───── DATASET EXTRACT

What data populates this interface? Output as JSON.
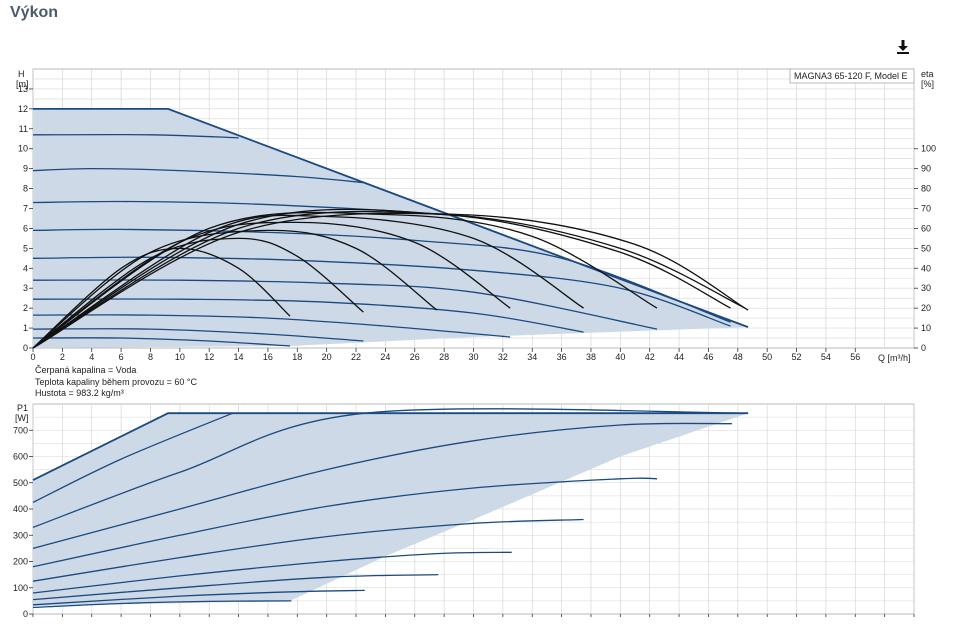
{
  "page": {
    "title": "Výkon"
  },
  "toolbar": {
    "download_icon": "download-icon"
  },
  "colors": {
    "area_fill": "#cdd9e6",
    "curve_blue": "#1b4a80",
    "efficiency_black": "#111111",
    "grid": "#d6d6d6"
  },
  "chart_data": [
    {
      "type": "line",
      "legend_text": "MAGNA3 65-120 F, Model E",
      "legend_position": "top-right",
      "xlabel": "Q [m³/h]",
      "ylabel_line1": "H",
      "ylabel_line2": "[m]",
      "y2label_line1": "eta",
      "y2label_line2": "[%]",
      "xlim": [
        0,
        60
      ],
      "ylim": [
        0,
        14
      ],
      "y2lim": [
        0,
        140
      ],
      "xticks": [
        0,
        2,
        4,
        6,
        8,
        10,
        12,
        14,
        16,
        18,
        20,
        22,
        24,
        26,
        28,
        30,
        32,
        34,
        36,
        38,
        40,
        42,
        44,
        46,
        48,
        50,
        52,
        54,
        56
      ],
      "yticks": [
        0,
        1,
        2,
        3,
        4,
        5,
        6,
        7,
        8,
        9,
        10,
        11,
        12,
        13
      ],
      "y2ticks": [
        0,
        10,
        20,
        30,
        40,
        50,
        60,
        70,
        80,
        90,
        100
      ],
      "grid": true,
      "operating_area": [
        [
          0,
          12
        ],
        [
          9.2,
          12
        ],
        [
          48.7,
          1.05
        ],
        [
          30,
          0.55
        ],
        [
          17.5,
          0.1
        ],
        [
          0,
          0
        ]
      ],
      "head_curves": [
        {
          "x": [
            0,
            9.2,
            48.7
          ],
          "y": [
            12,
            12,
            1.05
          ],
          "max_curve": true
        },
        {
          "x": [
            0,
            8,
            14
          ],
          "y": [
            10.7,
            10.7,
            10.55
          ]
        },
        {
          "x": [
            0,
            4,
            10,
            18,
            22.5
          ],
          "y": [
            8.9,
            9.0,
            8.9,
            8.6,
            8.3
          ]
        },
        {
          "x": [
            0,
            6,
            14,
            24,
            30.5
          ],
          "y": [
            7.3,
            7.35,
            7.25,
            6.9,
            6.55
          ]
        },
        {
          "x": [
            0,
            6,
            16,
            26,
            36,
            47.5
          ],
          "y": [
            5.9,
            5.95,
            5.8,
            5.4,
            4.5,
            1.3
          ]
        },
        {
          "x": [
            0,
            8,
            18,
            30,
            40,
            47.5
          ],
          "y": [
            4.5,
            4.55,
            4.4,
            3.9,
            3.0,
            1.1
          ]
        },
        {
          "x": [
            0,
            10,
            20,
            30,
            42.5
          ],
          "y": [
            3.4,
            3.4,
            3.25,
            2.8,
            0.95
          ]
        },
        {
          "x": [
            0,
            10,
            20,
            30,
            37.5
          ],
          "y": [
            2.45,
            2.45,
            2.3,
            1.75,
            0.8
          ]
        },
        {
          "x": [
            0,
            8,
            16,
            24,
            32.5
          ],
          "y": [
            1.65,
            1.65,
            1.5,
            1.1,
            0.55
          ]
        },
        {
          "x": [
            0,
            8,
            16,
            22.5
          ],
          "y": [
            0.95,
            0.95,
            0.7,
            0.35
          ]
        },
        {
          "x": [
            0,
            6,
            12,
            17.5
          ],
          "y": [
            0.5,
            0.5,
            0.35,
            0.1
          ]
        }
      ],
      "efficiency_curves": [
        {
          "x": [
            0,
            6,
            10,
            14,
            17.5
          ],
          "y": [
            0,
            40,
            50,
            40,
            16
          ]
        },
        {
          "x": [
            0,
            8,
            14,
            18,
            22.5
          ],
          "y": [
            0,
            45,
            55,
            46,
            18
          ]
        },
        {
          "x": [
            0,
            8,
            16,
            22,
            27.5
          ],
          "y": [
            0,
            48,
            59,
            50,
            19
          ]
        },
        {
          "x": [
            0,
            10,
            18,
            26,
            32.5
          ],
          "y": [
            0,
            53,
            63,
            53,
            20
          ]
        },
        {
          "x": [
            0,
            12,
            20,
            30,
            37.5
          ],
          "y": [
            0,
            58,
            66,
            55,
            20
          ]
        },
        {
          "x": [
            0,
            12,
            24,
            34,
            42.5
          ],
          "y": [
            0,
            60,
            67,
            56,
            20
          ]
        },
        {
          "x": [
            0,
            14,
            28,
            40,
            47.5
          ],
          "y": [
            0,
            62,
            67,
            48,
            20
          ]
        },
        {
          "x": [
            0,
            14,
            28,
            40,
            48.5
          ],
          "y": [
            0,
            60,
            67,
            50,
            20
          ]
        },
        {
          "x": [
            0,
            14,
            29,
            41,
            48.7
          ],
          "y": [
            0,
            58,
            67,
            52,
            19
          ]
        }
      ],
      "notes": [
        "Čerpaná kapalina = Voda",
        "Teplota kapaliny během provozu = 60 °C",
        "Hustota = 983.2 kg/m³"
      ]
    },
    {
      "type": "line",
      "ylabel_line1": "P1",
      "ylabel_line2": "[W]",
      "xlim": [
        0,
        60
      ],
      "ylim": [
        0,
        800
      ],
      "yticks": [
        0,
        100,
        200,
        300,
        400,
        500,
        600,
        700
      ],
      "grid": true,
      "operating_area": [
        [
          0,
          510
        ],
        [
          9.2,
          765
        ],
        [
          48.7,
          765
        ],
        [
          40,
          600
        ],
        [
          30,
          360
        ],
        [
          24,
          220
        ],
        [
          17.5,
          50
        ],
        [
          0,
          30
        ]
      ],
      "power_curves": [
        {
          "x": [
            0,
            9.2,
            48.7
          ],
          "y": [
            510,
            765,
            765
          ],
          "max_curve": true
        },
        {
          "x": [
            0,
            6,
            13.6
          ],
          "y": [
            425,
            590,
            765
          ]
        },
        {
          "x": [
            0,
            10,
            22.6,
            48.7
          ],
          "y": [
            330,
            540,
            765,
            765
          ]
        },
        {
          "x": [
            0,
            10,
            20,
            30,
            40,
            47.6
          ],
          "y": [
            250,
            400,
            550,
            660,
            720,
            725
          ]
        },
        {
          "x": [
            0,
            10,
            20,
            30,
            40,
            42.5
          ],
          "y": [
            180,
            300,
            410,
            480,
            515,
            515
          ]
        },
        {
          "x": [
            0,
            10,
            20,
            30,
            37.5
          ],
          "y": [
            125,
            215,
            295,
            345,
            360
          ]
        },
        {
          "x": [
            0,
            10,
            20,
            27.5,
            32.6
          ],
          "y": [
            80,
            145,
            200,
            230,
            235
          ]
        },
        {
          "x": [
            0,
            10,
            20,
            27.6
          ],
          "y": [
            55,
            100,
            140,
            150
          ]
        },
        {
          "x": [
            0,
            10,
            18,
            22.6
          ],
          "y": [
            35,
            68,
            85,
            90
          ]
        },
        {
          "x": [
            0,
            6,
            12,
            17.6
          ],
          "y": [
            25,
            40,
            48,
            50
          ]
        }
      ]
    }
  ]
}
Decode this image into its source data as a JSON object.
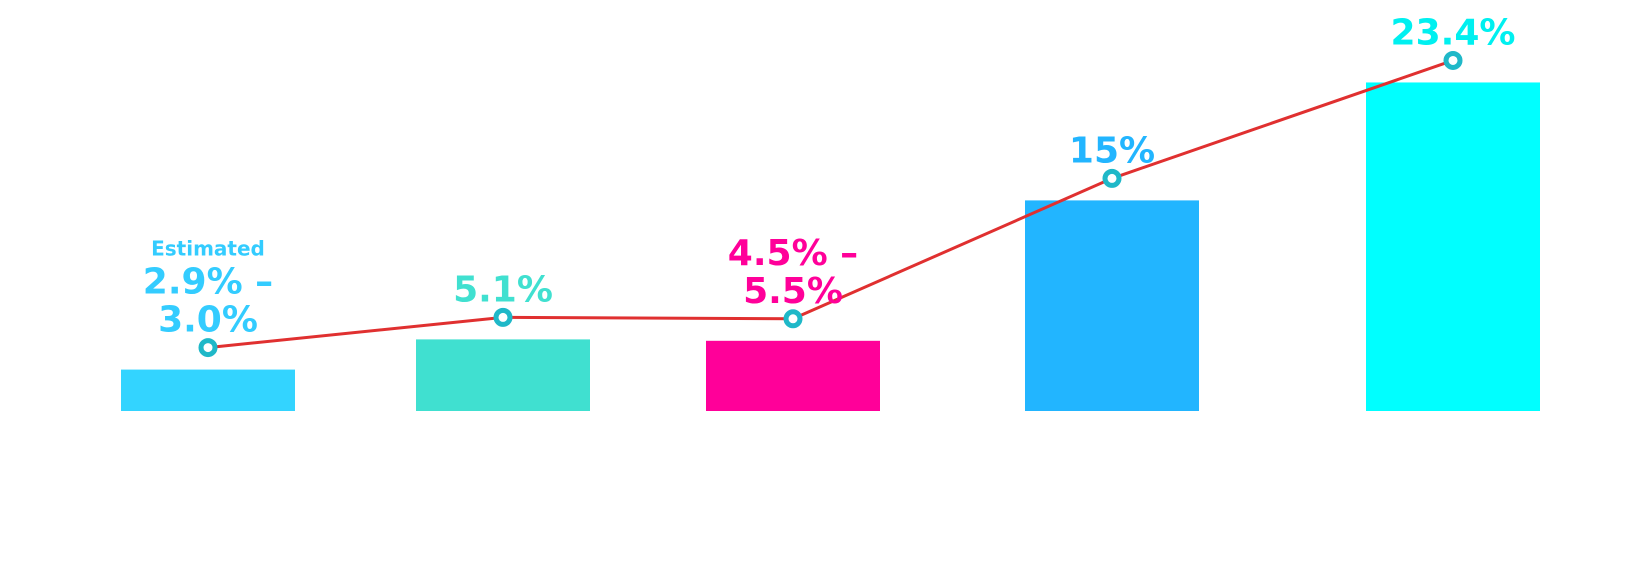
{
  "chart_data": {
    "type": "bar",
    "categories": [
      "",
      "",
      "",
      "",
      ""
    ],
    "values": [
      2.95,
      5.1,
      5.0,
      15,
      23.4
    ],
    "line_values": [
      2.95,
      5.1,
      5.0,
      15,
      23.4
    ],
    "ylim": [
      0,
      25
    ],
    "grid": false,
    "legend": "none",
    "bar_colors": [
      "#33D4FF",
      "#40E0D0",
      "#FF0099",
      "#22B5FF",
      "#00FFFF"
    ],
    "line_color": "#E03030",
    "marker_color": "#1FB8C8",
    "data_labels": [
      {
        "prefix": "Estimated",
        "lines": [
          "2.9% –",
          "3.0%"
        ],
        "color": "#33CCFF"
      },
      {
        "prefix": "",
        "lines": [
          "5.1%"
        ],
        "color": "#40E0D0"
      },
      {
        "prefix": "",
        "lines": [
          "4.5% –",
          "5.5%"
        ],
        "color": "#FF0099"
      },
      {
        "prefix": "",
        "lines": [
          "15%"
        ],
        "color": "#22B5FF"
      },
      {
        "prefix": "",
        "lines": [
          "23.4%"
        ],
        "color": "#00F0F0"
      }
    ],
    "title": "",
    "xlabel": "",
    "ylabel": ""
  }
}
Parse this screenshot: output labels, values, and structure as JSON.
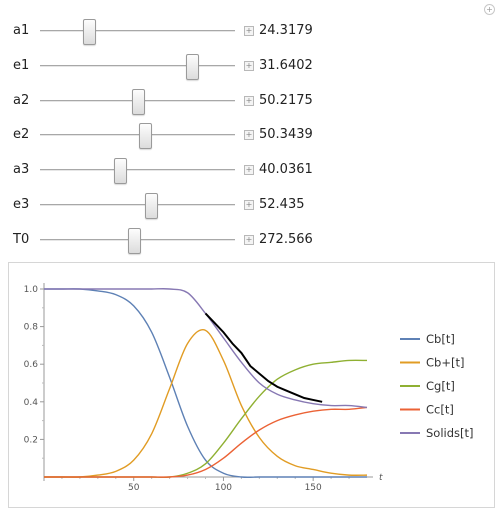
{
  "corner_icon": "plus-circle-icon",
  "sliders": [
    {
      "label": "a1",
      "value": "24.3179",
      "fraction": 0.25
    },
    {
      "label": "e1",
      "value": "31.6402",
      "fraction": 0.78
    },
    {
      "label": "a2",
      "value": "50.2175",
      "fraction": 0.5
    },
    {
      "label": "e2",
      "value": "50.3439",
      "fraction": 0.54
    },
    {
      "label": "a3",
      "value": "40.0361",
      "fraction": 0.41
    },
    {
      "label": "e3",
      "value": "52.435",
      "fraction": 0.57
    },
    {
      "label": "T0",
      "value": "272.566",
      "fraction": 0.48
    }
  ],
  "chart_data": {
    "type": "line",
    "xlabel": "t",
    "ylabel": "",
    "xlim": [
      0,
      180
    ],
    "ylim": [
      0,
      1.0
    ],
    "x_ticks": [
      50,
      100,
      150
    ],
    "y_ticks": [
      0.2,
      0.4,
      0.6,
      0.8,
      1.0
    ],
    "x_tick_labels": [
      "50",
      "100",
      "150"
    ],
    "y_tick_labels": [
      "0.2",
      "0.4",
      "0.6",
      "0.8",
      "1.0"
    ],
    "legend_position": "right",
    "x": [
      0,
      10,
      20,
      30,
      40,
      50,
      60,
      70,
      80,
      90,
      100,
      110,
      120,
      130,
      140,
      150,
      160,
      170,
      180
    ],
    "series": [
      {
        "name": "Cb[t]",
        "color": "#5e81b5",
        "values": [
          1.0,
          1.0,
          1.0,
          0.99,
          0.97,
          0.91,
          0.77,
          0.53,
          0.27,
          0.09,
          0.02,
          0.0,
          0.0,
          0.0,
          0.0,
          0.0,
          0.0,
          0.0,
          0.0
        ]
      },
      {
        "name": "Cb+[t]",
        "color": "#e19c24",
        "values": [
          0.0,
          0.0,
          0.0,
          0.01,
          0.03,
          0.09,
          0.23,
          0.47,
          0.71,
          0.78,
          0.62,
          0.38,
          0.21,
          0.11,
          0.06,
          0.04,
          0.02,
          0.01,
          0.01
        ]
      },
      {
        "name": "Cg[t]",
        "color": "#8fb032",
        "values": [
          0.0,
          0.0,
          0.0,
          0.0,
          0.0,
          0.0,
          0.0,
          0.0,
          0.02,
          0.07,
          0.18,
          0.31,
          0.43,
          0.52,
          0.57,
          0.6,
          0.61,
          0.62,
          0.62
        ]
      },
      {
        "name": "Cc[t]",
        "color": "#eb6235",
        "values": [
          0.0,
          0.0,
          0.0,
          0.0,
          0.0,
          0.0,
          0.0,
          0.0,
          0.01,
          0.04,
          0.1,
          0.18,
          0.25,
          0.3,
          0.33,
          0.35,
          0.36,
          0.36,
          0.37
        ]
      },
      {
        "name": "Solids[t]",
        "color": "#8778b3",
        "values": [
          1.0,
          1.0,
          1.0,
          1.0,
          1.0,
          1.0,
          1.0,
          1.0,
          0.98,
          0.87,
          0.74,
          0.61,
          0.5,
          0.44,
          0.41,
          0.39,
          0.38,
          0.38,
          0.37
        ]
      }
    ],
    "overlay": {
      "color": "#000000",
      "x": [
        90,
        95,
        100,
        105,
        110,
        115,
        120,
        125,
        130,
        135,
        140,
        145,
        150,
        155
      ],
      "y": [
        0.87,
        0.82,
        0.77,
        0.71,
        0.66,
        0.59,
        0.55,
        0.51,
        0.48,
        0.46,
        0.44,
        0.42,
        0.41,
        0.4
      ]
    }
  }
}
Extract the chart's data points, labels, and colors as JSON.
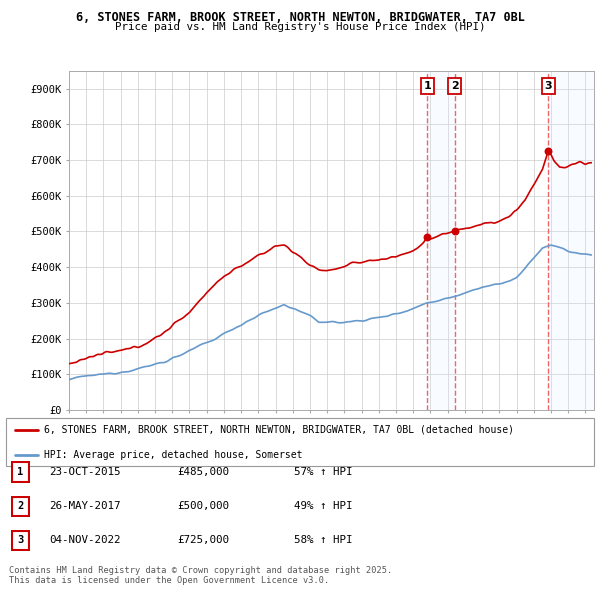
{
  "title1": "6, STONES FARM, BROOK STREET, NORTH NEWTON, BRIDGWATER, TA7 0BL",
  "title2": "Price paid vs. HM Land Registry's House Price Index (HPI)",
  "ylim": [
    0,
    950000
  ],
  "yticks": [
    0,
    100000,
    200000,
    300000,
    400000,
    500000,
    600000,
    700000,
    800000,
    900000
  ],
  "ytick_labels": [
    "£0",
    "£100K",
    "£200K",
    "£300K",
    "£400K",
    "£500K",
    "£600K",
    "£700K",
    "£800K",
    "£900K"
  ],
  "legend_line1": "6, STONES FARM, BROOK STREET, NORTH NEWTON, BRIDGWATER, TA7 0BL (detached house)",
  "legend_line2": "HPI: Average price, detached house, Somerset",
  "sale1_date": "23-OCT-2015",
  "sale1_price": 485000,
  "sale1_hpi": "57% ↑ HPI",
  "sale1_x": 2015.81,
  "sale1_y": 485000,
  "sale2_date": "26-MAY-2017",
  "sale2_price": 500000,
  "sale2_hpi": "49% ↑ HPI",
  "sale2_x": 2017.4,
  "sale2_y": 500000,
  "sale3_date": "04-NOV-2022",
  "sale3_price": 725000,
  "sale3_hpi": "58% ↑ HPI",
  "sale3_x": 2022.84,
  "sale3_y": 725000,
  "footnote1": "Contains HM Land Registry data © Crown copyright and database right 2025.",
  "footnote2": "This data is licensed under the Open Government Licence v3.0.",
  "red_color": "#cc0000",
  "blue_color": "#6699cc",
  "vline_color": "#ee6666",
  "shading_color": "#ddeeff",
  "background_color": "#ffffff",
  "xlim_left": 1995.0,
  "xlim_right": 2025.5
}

──────────

> [YOUR GOAL]: Find the lines with the string "grid" and reproduce them.

> [ANSWER TO THE PROBLEM]:
    "grid": "#d6d6d6"
      "grid": true,
      "grid": true,
    "grid": false,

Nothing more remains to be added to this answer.